→ **INSTRUCTIONS TO FOLLOW**:
Reproduce all the lines exactly as they stand, apart from the pictures.

--- begin RECORDS SHOWN ---

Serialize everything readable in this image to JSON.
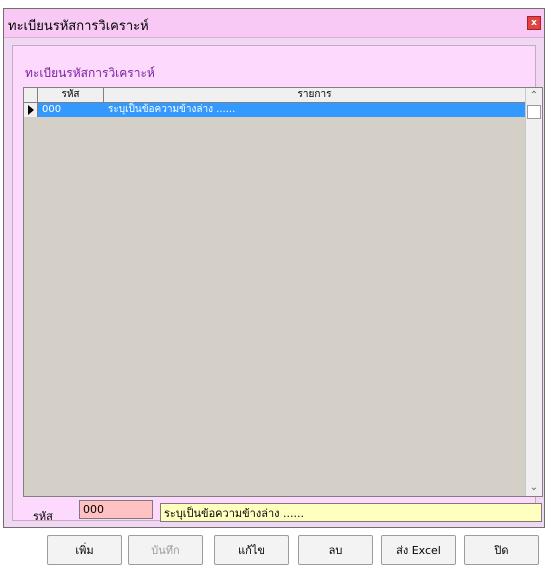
{
  "window": {
    "title": "ทะเบียนรหัสการวิเคราะห์",
    "close_label": "x"
  },
  "form": {
    "caption": "ทะเบียนรหัสการวิเคราะห์"
  },
  "grid": {
    "columns": [
      "รหัส",
      "รายการ"
    ],
    "rows": [
      {
        "code": "000",
        "item": "ระบุเป็นข้อความข้างล่าง ......",
        "selected": true
      }
    ]
  },
  "editor": {
    "code_label": "รหัส",
    "code_value": "000",
    "desc_value": "ระบุเป็นข้อความข้างล่าง ......"
  },
  "buttons": {
    "add": "เพิ่ม",
    "save": "บันทึก",
    "edit": "แก้ไข",
    "delete": "ลบ",
    "export": "ส่ง Excel",
    "close": "ปิด"
  },
  "colors": {
    "titlebar": "#f7c9f4",
    "form_bg": "#fdd9fd",
    "grid_bg": "#d4d0c8",
    "selection": "#3399ff",
    "code_field": "#ffc1c1",
    "desc_field": "#ffffc0",
    "caption": "#7a1fa0"
  },
  "icons": {
    "scroll_up": "chevron-up-icon",
    "scroll_down": "chevron-down-icon",
    "row_indicator": "triangle-right-icon"
  }
}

--- end RECORDS SHOWN ---

→ **SOLUTION BELOW**:
Serialize everything readable in this image to JSON.
{
  "window": {
    "title": "ทะเบียนรหัสการวิเคราะห์",
    "close_label": "x"
  },
  "form": {
    "caption": "ทะเบียนรหัสการวิเคราะห์"
  },
  "grid": {
    "columns": [
      "รหัส",
      "รายการ"
    ],
    "rows": [
      {
        "code": "000",
        "item": "ระบุเป็นข้อความข้างล่าง ......",
        "selected": true
      }
    ]
  },
  "editor": {
    "code_label": "รหัส",
    "code_value": "000",
    "desc_value": "ระบุเป็นข้อความข้างล่าง ......"
  },
  "buttons": {
    "add": "เพิ่ม",
    "save": "บันทึก",
    "edit": "แก้ไข",
    "delete": "ลบ",
    "export": "ส่ง Excel",
    "close": "ปิด"
  },
  "colors": {
    "titlebar": "#f7c9f4",
    "form_bg": "#fdd9fd",
    "grid_bg": "#d4d0c8",
    "selection": "#3399ff",
    "code_field": "#ffc1c1",
    "desc_field": "#ffffc0",
    "caption": "#7a1fa0"
  },
  "icons": {
    "scroll_up": "chevron-up-icon",
    "scroll_down": "chevron-down-icon",
    "row_indicator": "triangle-right-icon"
  }
}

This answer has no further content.